STATED EXERCISE :: Look for the string "delta" in every line, and copy each line that has it.
■ ■ ■
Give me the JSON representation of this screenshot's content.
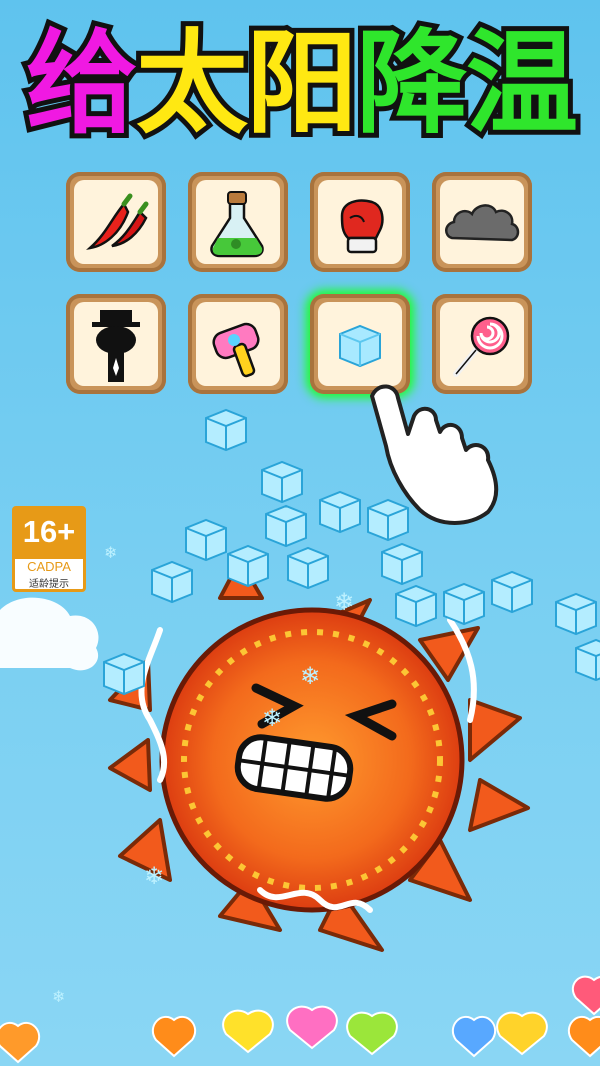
{
  "title": {
    "chars": [
      "给",
      "太",
      "阳",
      "降",
      "温"
    ],
    "colors": [
      "#f019e2",
      "#ffe812",
      "#ffe812",
      "#2fe62c",
      "#2fe62c"
    ]
  },
  "items": [
    {
      "name": "chili-pepper-icon"
    },
    {
      "name": "potion-flask-icon"
    },
    {
      "name": "boxing-glove-icon"
    },
    {
      "name": "dark-cloud-icon"
    },
    {
      "name": "stickman-hat-icon"
    },
    {
      "name": "toy-hammer-icon"
    },
    {
      "name": "ice-cube-icon",
      "selected": true
    },
    {
      "name": "lollipop-icon"
    }
  ],
  "rating": {
    "age": "16+",
    "org": "CADPA",
    "tip": "适龄提示"
  },
  "colors": {
    "sky": "#6ccbf0",
    "slot_border": "#c9945a",
    "slot_fill": "#fff3dc",
    "selected_glow": "#1cff2a",
    "badge": "#e79a17"
  }
}
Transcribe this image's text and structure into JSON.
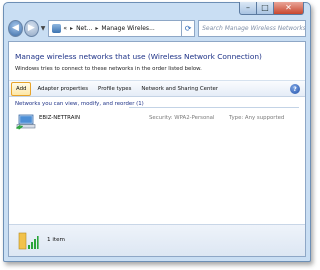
{
  "window": {
    "controls": {
      "minimize": "–",
      "maximize": "□",
      "close": "✕"
    }
  },
  "nav": {
    "back_glyph": "◀",
    "forward_glyph": "▶",
    "dropdown_glyph": "▼",
    "breadcrumb": [
      "Net...",
      "Manage Wireles..."
    ],
    "breadcrumb_prefix": "«",
    "breadcrumb_sep": "▸",
    "refresh_glyph": "⟳",
    "search_placeholder": "Search Manage Wireless Networks",
    "search_icon": "magnifier-icon"
  },
  "main": {
    "title": "Manage wireless networks that use (Wireless Network Connection)",
    "subtitle": "Windows tries to connect to these networks in the order listed below."
  },
  "toolbar": {
    "add_label": "Add",
    "adapter_label": "Adapter properties",
    "profile_label": "Profile types",
    "network_center_label": "Network and Sharing Center",
    "help_label": "?"
  },
  "networks": {
    "group_header": "Networks you can view, modify, and reorder (1)",
    "items": [
      {
        "name": "EBIZ-NETTRAIN",
        "security": "Security:  WPA2-Personal",
        "type": "Type:  Any supported",
        "icon": "wireless-network-icon"
      }
    ]
  },
  "details": {
    "count_text": "1 item",
    "icon": "wireless-signal-icon"
  },
  "colors": {
    "accent_highlight": "#e7a32a",
    "heading_blue": "#1e3287"
  }
}
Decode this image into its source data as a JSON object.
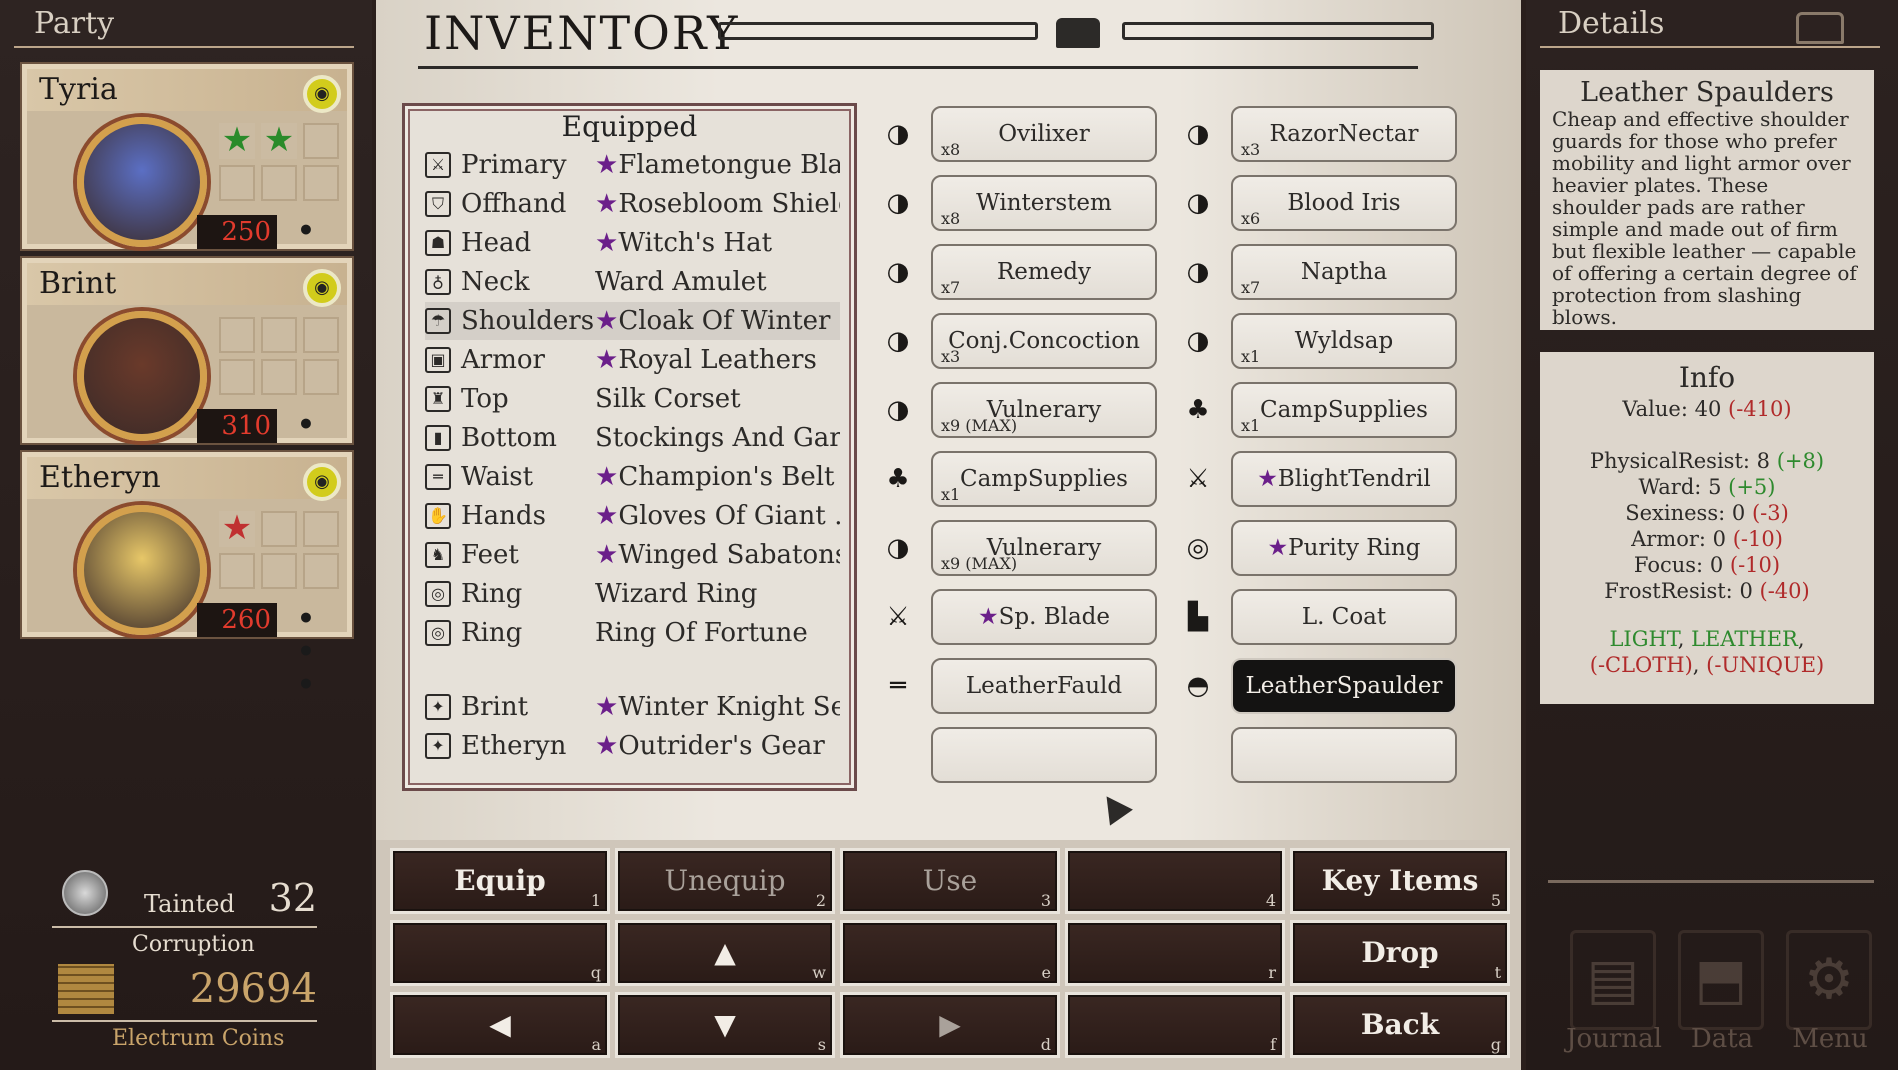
{
  "party": {
    "title": "Party",
    "members": [
      {
        "name": "Tyria",
        "hp": "250",
        "stars": 2,
        "star_color": "#2a8b2a"
      },
      {
        "name": "Brint",
        "hp": "310",
        "stars": 0,
        "star_color": "#2a8b2a"
      },
      {
        "name": "Etheryn",
        "hp": "260",
        "stars": 1,
        "star_color": "#c03030"
      }
    ],
    "more": "• • •",
    "corruption": {
      "status": "Tainted",
      "value": "32",
      "label": "Corruption"
    },
    "coins": {
      "value": "29694",
      "label": "Electrum Coins"
    }
  },
  "inventory": {
    "title": "INVENTORY",
    "equipped": {
      "title": "Equipped",
      "rows": [
        {
          "slot": "Primary",
          "item": "Flametongue Blade",
          "star": true
        },
        {
          "slot": "Offhand",
          "item": "Rosebloom Shield",
          "star": true
        },
        {
          "slot": "Head",
          "item": "Witch's Hat",
          "star": true
        },
        {
          "slot": "Neck",
          "item": "Ward Amulet",
          "star": false
        },
        {
          "slot": "Shoulders",
          "item": "Cloak Of Winter",
          "star": true
        },
        {
          "slot": "Armor",
          "item": "Royal Leathers",
          "star": true
        },
        {
          "slot": "Top",
          "item": "Silk Corset",
          "star": false
        },
        {
          "slot": "Bottom",
          "item": "Stockings And Gart…",
          "star": false
        },
        {
          "slot": "Waist",
          "item": "Champion's Belt",
          "star": true
        },
        {
          "slot": "Hands",
          "item": "Gloves Of Giant …",
          "star": true
        },
        {
          "slot": "Feet",
          "item": "Winged Sabatons",
          "star": true
        },
        {
          "slot": "Ring",
          "item": "Wizard Ring",
          "star": false
        },
        {
          "slot": "Ring",
          "item": "Ring Of Fortune",
          "star": false
        }
      ],
      "sets": [
        {
          "slot": "Brint",
          "item": "Winter Knight Set",
          "star": true
        },
        {
          "slot": "Etheryn",
          "item": "Outrider's Gear",
          "star": true
        }
      ]
    },
    "items_left": [
      {
        "name": "Ovilixer",
        "qty": "x8",
        "icon": "potion-icon"
      },
      {
        "name": "Winterstem",
        "qty": "x8",
        "icon": "potion-icon"
      },
      {
        "name": "Remedy",
        "qty": "x7",
        "icon": "potion-icon"
      },
      {
        "name": "Conj.Concoction",
        "qty": "x3",
        "icon": "potion-icon"
      },
      {
        "name": "Vulnerary",
        "qty": "x9 (MAX)",
        "icon": "potion-icon"
      },
      {
        "name": "CampSupplies",
        "qty": "x1",
        "icon": "sack-icon"
      },
      {
        "name": "Vulnerary",
        "qty": "x9 (MAX)",
        "icon": "potion-icon"
      },
      {
        "name": "Sp. Blade",
        "qty": "",
        "icon": "sword-icon",
        "star": true
      },
      {
        "name": "LeatherFauld",
        "qty": "",
        "icon": "belt-icon"
      },
      {
        "name": "",
        "qty": "",
        "icon": ""
      }
    ],
    "items_right": [
      {
        "name": "RazorNectar",
        "qty": "x3",
        "icon": "potion-icon"
      },
      {
        "name": "Blood Iris",
        "qty": "x6",
        "icon": "potion-icon"
      },
      {
        "name": "Naptha",
        "qty": "x7",
        "icon": "potion-icon"
      },
      {
        "name": "Wyldsap",
        "qty": "x1",
        "icon": "potion-icon"
      },
      {
        "name": "CampSupplies",
        "qty": "x1",
        "icon": "sack-icon"
      },
      {
        "name": "BlightTendril",
        "qty": "",
        "icon": "sword-icon",
        "star": true
      },
      {
        "name": "Purity Ring",
        "qty": "",
        "icon": "ring-icon",
        "star": true
      },
      {
        "name": "L. Coat",
        "qty": "",
        "icon": "armor-icon"
      },
      {
        "name": "LeatherSpaulder",
        "qty": "",
        "icon": "shoulder-icon",
        "selected": true
      },
      {
        "name": "",
        "qty": "",
        "icon": ""
      }
    ]
  },
  "details": {
    "title": "Details",
    "item_name": "Leather Spaulders",
    "description": "Cheap and effective shoulder guards for those who prefer mobility and light armor over heavier plates. These shoulder pads are rather simple and made out of firm but flexible leather — capable of offering a certain degree of protection from slashing blows.",
    "info_title": "Info",
    "value_line": {
      "label": "Value:",
      "value": "40",
      "delta": "(-410)"
    },
    "stats": [
      {
        "label": "PhysicalResist:",
        "value": "8",
        "delta": "(+8)",
        "positive": true
      },
      {
        "label": "Ward:",
        "value": "5",
        "delta": "(+5)",
        "positive": true
      },
      {
        "label": "Sexiness:",
        "value": "0",
        "delta": "(-3)",
        "positive": false
      },
      {
        "label": "Armor:",
        "value": "0",
        "delta": "(-10)",
        "positive": false
      },
      {
        "label": "Focus:",
        "value": "0",
        "delta": "(-10)",
        "positive": false
      },
      {
        "label": "FrostResist:",
        "value": "0",
        "delta": "(-40)",
        "positive": false
      }
    ],
    "tags_pos": [
      "LIGHT",
      "LEATHER"
    ],
    "tags_neg": [
      "(-CLOTH)",
      "(-UNIQUE)"
    ]
  },
  "commands": [
    {
      "label": "Equip",
      "key": "1",
      "dim": false
    },
    {
      "label": "Unequip",
      "key": "2",
      "dim": true
    },
    {
      "label": "Use",
      "key": "3",
      "dim": true
    },
    {
      "label": "",
      "key": "4",
      "dim": true
    },
    {
      "label": "Key Items",
      "key": "5",
      "dim": false
    },
    {
      "label": "",
      "key": "q",
      "dim": true
    },
    {
      "label": "▲",
      "key": "w",
      "dim": false
    },
    {
      "label": "",
      "key": "e",
      "dim": true
    },
    {
      "label": "",
      "key": "r",
      "dim": true
    },
    {
      "label": "Drop",
      "key": "t",
      "dim": false
    },
    {
      "label": "◀",
      "key": "a",
      "dim": false
    },
    {
      "label": "▼",
      "key": "s",
      "dim": false
    },
    {
      "label": "▶",
      "key": "d",
      "dim": true
    },
    {
      "label": "",
      "key": "f",
      "dim": true
    },
    {
      "label": "Back",
      "key": "g",
      "dim": false
    }
  ],
  "menu": [
    {
      "label": "Journal",
      "icon": "book-icon"
    },
    {
      "label": "Data",
      "icon": "bookmark-icon"
    },
    {
      "label": "Menu",
      "icon": "gear-icon"
    }
  ]
}
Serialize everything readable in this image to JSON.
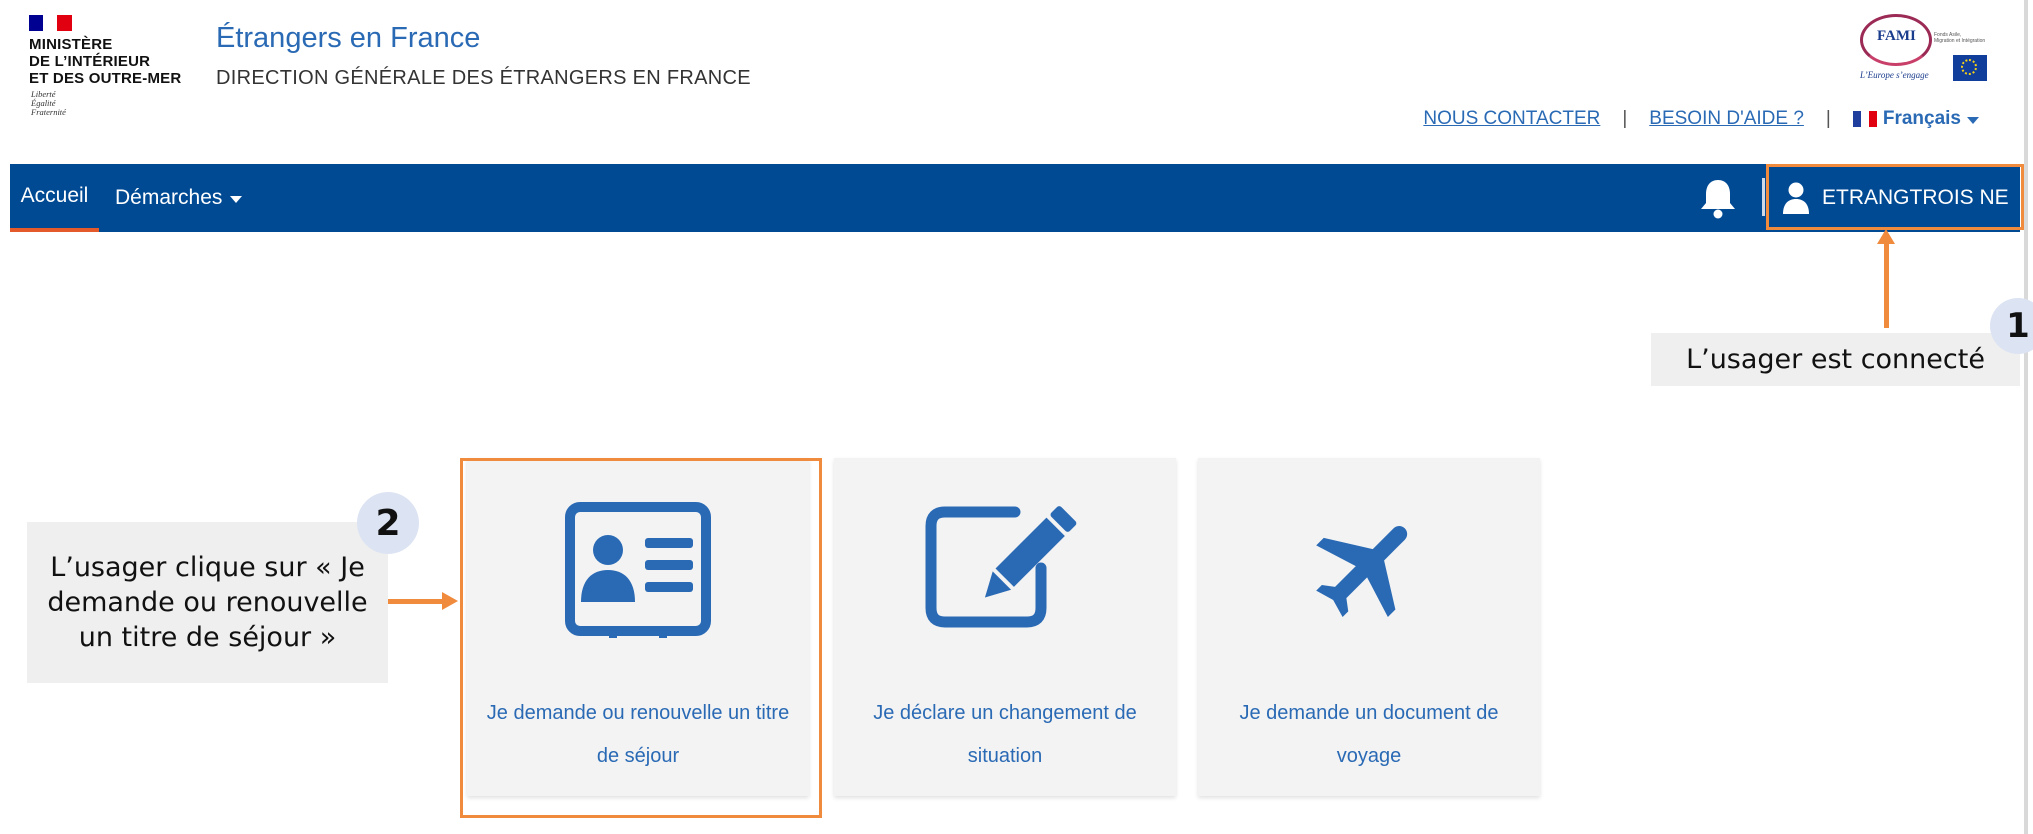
■ ■ ■
CORRECT RESULT ::
      "delta": "(-410)"
        "delta": "(+8)",
        "delta": "(+5)",
        "delta": "(-3)",
        "delta": "(-10)",
        "delta": "(-10)",
        "delta": "(-40)",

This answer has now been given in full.